[MATERIAL SUPPLIED]
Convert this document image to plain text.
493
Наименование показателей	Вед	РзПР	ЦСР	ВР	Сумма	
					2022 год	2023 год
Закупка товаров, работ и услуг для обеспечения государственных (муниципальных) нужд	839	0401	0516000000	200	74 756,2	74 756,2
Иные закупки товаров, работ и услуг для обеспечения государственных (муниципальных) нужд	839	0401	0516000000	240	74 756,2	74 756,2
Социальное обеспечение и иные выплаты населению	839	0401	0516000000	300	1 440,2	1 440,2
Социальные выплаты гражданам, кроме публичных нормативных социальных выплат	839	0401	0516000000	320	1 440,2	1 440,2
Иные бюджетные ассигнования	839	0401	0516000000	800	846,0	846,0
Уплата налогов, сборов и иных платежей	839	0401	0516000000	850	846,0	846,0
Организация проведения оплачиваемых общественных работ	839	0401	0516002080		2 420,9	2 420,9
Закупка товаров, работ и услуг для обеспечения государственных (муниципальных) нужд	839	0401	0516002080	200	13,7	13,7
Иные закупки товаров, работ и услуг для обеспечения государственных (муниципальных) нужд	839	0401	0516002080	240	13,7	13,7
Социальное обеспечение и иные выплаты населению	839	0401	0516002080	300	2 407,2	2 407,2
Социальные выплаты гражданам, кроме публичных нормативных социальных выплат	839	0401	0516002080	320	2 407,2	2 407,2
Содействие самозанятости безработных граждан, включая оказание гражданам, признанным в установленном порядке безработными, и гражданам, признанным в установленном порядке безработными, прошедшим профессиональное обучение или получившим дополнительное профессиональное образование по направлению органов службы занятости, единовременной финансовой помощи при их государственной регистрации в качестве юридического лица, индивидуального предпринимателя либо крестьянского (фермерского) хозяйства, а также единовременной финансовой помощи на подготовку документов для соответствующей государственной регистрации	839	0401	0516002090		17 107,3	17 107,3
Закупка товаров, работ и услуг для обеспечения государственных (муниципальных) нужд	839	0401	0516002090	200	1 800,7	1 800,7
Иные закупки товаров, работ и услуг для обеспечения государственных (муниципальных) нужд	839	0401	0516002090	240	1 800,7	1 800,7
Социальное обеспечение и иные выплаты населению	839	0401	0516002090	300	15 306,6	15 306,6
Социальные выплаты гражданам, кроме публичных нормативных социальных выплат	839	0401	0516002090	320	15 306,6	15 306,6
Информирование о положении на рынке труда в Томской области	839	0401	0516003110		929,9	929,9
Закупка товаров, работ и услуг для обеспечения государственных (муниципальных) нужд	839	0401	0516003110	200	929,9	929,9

[WORK TO COMPLETE] Look through the records and gather every line containing "обеспечение".

[SOLUTION TO THIS TASK]
Социальное обеспечение и иные выплаты населению	839	0401	0516000000	300	1 440,2	1 440,2
Социальное обеспечение и иные выплаты населению	839	0401	0516002080	300	2 407,2	2 407,2
Социальное обеспечение и иные выплаты населению	839	0401	0516002090	300	15 306,6	15 306,6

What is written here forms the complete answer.